▶ _Written task_
Pull out every line below holding the word "Blue".

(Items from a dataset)
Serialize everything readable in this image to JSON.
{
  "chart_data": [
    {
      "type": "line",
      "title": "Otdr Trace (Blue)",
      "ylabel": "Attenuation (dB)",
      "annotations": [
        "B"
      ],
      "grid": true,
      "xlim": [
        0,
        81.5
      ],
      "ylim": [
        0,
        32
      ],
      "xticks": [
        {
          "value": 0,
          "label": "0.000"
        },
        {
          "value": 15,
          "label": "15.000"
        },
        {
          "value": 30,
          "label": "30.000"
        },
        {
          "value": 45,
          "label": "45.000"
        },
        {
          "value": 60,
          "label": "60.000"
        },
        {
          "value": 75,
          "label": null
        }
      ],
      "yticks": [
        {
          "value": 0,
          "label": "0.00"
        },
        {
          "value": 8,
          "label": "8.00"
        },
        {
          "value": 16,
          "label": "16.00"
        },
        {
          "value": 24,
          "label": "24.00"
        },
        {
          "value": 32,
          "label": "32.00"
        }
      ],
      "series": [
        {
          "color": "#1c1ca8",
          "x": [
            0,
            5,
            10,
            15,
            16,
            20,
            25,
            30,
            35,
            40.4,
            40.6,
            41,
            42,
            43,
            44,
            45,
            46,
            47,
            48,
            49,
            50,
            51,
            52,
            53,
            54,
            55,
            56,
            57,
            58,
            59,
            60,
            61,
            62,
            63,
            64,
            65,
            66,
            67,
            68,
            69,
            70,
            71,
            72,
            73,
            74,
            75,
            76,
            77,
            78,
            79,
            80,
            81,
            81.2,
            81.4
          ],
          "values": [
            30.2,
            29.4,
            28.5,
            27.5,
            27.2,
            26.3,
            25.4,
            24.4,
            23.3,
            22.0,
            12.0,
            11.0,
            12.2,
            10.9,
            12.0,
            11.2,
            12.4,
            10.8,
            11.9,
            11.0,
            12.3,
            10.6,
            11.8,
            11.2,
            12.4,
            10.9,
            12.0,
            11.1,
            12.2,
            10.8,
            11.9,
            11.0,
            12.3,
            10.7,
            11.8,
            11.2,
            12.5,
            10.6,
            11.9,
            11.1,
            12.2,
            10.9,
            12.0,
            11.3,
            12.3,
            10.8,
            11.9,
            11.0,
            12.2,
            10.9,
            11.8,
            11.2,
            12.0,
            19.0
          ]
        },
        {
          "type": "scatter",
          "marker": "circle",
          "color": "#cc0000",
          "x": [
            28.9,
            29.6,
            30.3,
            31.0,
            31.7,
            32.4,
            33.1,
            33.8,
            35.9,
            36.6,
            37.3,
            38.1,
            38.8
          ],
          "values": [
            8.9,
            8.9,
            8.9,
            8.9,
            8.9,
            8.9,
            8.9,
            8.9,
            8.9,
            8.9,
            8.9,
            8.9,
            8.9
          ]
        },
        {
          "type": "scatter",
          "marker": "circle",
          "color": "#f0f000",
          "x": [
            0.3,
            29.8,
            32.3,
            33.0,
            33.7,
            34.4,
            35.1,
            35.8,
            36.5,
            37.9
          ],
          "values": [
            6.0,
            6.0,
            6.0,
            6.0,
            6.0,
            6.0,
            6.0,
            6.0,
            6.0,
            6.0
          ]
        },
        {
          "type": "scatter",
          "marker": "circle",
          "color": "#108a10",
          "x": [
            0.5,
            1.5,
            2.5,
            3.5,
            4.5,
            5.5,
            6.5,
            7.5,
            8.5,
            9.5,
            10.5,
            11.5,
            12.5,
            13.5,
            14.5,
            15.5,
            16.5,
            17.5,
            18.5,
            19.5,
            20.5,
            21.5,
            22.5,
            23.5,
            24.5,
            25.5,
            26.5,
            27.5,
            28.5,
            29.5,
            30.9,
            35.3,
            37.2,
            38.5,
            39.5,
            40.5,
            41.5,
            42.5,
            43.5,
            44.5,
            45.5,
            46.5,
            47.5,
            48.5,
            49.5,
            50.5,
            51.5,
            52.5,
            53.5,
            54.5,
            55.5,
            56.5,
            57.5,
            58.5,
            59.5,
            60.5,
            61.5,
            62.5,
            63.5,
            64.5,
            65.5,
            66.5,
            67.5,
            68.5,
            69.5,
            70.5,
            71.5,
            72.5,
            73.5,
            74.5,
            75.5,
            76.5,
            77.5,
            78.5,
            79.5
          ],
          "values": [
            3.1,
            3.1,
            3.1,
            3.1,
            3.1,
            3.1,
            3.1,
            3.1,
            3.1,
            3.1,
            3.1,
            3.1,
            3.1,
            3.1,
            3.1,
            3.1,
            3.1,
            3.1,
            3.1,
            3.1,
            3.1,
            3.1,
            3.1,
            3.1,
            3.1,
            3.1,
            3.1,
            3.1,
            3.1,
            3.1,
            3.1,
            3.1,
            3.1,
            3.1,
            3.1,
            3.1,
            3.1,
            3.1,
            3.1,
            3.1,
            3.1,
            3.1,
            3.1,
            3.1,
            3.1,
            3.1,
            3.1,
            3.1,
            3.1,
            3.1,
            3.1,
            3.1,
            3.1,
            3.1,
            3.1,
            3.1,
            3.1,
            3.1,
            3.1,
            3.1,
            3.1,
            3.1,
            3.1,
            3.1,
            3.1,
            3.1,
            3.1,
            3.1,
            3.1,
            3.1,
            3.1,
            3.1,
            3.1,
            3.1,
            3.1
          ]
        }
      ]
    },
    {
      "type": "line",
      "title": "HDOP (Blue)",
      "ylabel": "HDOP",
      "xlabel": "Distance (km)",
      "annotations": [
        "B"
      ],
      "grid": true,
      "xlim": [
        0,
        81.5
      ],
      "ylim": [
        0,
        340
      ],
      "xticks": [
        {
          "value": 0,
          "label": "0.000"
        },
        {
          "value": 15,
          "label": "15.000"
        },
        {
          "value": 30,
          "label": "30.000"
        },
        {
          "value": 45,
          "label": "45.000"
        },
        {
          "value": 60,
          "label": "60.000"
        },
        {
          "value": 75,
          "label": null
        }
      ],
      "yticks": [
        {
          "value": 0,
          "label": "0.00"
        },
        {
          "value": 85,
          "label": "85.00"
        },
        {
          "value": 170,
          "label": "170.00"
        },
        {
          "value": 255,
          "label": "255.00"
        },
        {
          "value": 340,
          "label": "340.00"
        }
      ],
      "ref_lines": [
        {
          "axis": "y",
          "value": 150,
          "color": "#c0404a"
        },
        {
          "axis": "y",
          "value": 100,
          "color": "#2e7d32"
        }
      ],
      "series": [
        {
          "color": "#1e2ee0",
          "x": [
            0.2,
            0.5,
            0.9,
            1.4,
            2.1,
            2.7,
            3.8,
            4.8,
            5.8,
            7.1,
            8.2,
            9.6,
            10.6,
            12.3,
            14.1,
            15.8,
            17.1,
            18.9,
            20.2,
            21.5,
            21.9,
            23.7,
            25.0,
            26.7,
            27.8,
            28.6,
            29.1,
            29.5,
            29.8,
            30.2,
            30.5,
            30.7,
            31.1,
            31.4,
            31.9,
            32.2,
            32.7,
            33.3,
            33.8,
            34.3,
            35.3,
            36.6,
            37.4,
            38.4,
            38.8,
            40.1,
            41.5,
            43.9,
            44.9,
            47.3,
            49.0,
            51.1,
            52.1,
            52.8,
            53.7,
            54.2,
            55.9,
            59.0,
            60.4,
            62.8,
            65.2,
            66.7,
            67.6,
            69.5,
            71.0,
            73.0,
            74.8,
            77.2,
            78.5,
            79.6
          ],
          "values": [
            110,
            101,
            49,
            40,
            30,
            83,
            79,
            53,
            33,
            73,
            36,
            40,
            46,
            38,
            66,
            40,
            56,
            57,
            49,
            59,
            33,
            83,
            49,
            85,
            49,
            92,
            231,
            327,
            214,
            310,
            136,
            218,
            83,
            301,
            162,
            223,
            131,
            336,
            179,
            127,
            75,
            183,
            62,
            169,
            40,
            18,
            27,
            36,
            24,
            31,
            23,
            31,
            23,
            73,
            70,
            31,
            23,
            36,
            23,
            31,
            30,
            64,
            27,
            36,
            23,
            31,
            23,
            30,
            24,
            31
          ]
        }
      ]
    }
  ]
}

▶ _Written response_
      "title": "Otdr Trace (Blue)",
      "title": "HDOP (Blue)",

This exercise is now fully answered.